WHAT IS REQUIRED:
Type out the records that follow, exactly as given.

** BEGIN STORED DATA **

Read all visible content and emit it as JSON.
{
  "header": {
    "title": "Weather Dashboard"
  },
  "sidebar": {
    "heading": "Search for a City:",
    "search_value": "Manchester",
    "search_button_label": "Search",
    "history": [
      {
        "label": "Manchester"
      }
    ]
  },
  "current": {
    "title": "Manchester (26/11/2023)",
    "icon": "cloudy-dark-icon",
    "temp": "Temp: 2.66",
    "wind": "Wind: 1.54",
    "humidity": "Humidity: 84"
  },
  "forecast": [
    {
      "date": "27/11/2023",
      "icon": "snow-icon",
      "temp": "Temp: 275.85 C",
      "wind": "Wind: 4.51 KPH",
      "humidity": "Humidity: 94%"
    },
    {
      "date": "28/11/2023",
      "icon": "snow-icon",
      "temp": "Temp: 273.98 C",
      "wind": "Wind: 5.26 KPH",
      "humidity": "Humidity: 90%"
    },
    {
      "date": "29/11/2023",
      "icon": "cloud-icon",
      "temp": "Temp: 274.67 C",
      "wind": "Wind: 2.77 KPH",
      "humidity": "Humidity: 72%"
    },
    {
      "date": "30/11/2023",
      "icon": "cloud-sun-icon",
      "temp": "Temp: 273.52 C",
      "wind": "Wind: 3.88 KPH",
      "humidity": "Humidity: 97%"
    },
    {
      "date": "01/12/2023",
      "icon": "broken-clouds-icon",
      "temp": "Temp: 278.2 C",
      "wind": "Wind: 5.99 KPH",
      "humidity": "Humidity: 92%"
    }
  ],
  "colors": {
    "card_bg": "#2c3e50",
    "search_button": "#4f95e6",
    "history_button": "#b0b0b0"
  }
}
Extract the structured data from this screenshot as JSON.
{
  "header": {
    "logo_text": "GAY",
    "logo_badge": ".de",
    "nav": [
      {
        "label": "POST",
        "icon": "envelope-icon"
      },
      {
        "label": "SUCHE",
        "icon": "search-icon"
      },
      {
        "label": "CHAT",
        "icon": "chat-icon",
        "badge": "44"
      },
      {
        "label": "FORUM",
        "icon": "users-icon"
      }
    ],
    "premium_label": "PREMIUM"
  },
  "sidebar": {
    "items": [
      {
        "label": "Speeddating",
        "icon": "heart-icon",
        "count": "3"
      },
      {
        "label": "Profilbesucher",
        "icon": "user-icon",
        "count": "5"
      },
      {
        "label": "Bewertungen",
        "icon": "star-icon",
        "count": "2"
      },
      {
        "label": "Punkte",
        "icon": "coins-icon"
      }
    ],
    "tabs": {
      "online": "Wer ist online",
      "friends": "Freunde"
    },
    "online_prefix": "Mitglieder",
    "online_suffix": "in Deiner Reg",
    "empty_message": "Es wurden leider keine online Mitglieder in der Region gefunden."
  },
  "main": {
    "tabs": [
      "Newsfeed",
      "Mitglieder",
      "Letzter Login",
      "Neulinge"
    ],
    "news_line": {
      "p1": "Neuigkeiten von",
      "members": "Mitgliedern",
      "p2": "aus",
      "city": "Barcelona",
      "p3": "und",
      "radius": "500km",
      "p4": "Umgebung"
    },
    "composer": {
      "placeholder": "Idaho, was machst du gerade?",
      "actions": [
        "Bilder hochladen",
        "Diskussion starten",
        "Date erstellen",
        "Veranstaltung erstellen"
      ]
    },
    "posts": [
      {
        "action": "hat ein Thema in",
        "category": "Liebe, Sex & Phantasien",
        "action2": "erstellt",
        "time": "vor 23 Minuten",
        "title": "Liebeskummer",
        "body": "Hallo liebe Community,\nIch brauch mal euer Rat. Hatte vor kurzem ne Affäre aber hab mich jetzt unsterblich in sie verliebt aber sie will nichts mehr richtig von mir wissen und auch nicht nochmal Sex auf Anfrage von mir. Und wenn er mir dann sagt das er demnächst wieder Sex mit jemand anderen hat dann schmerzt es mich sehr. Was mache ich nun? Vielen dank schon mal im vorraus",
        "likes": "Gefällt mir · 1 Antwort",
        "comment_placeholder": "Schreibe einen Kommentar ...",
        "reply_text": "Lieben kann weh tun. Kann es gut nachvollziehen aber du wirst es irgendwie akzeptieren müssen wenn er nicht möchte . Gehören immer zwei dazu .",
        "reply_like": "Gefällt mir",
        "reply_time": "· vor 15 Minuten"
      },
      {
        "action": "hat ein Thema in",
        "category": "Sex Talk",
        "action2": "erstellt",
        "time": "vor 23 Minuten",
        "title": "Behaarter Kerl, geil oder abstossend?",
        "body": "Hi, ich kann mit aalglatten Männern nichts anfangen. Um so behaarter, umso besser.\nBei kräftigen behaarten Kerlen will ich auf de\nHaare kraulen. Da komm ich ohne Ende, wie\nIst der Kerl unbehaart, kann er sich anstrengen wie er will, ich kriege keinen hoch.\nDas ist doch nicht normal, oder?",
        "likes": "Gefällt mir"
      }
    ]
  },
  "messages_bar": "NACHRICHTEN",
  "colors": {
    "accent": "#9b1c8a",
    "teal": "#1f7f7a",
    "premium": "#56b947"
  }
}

** END STORED DATA **

PROBLEM SOLUTION:
Read all visible content and emit it as JSON.
{
  "header": {
    "title": "Weather Dashboard"
  },
  "sidebar": {
    "heading": "Search for a City:",
    "search_value": "Manchester",
    "search_button_label": "Search",
    "history": [
      {
        "label": "Manchester"
      }
    ]
  },
  "current": {
    "title": "Manchester (26/11/2023)",
    "icon": "cloudy-dark-icon",
    "temp": "Temp: 2.66",
    "wind": "Wind: 1.54",
    "humidity": "Humidity: 84"
  },
  "forecast": [
    {
      "date": "27/11/2023",
      "icon": "snow-icon",
      "temp": "Temp: 275.85 C",
      "wind": "Wind: 4.51 KPH",
      "humidity": "Humidity: 94%"
    },
    {
      "date": "28/11/2023",
      "icon": "snow-icon",
      "temp": "Temp: 273.98 C",
      "wind": "Wind: 5.26 KPH",
      "humidity": "Humidity: 90%"
    },
    {
      "date": "29/11/2023",
      "icon": "cloud-icon",
      "temp": "Temp: 274.67 C",
      "wind": "Wind: 2.77 KPH",
      "humidity": "Humidity: 72%"
    },
    {
      "date": "30/11/2023",
      "icon": "cloud-sun-icon",
      "temp": "Temp: 273.52 C",
      "wind": "Wind: 3.88 KPH",
      "humidity": "Humidity: 97%"
    },
    {
      "date": "01/12/2023",
      "icon": "broken-clouds-icon",
      "temp": "Temp: 278.2 C",
      "wind": "Wind: 5.99 KPH",
      "humidity": "Humidity: 92%"
    }
  ],
  "colors": {
    "card_bg": "#2c3e50",
    "search_button": "#4f95e6",
    "history_button": "#b0b0b0"
  }
}
Extract the structured data from this screenshot as JSON.
{
  "header": {
    "logo_text": "GAY",
    "logo_badge": ".de",
    "nav": [
      {
        "label": "POST",
        "icon": "envelope-icon"
      },
      {
        "label": "SUCHE",
        "icon": "search-icon"
      },
      {
        "label": "CHAT",
        "icon": "chat-icon",
        "badge": "44"
      },
      {
        "label": "FORUM",
        "icon": "users-icon"
      }
    ],
    "premium_label": "PREMIUM"
  },
  "sidebar": {
    "items": [
      {
        "label": "Speeddating",
        "icon": "heart-icon",
        "count": "3"
      },
      {
        "label": "Profilbesucher",
        "icon": "user-icon",
        "count": "5"
      },
      {
        "label": "Bewertungen",
        "icon": "star-icon",
        "count": "2"
      },
      {
        "label": "Punkte",
        "icon": "coins-icon"
      }
    ],
    "tabs": {
      "online": "Wer ist online",
      "friends": "Freunde"
    },
    "online_prefix": "Mitglieder",
    "online_suffix": "in Deiner Reg",
    "empty_message": "Es wurden leider keine online Mitglieder in der Region gefunden."
  },
  "main": {
    "tabs": [
      "Newsfeed",
      "Mitglieder",
      "Letzter Login",
      "Neulinge"
    ],
    "news_line": {
      "p1": "Neuigkeiten von",
      "members": "Mitgliedern",
      "p2": "aus",
      "city": "Barcelona",
      "p3": "und",
      "radius": "500km",
      "p4": "Umgebung"
    },
    "composer": {
      "placeholder": "Idaho, was machst du gerade?",
      "actions": [
        "Bilder hochladen",
        "Diskussion starten",
        "Date erstellen",
        "Veranstaltung erstellen"
      ]
    },
    "posts": [
      {
        "action": "hat ein Thema in",
        "category": "Liebe, Sex & Phantasien",
        "action2": "erstellt",
        "time": "vor 23 Minuten",
        "title": "Liebeskummer",
        "body": "Hallo liebe Community,\nIch brauch mal euer Rat. Hatte vor kurzem ne Affäre aber hab mich jetzt unsterblich in sie verliebt aber sie will nichts mehr richtig von mir wissen und auch nicht nochmal Sex auf Anfrage von mir. Und wenn er mir dann sagt das er demnächst wieder Sex mit jemand anderen hat dann schmerzt es mich sehr. Was mache ich nun? Vielen dank schon mal im vorraus",
        "likes": "Gefällt mir · 1 Antwort",
        "comment_placeholder": "Schreibe einen Kommentar ...",
        "reply_text": "Lieben kann weh tun. Kann es gut nachvollziehen aber du wirst es irgendwie akzeptieren müssen wenn er nicht möchte . Gehören immer zwei dazu .",
        "reply_like": "Gefällt mir",
        "reply_time": "· vor 15 Minuten"
      },
      {
        "action": "hat ein Thema in",
        "category": "Sex Talk",
        "action2": "erstellt",
        "time": "vor 23 Minuten",
        "title": "Behaarter Kerl, geil oder abstossend?",
        "body": "Hi, ich kann mit aalglatten Männern nichts anfangen. Um so behaarter, umso besser.\nBei kräftigen behaarten Kerlen will ich auf de\nHaare kraulen. Da komm ich ohne Ende, wie\nIst der Kerl unbehaart, kann er sich anstrengen wie er will, ich kriege keinen hoch.\nDas ist doch nicht normal, oder?",
        "likes": "Gefällt mir"
      }
    ]
  },
  "messages_bar": "NACHRICHTEN",
  "colors": {
    "accent": "#9b1c8a",
    "teal": "#1f7f7a",
    "premium": "#56b947"
  }
}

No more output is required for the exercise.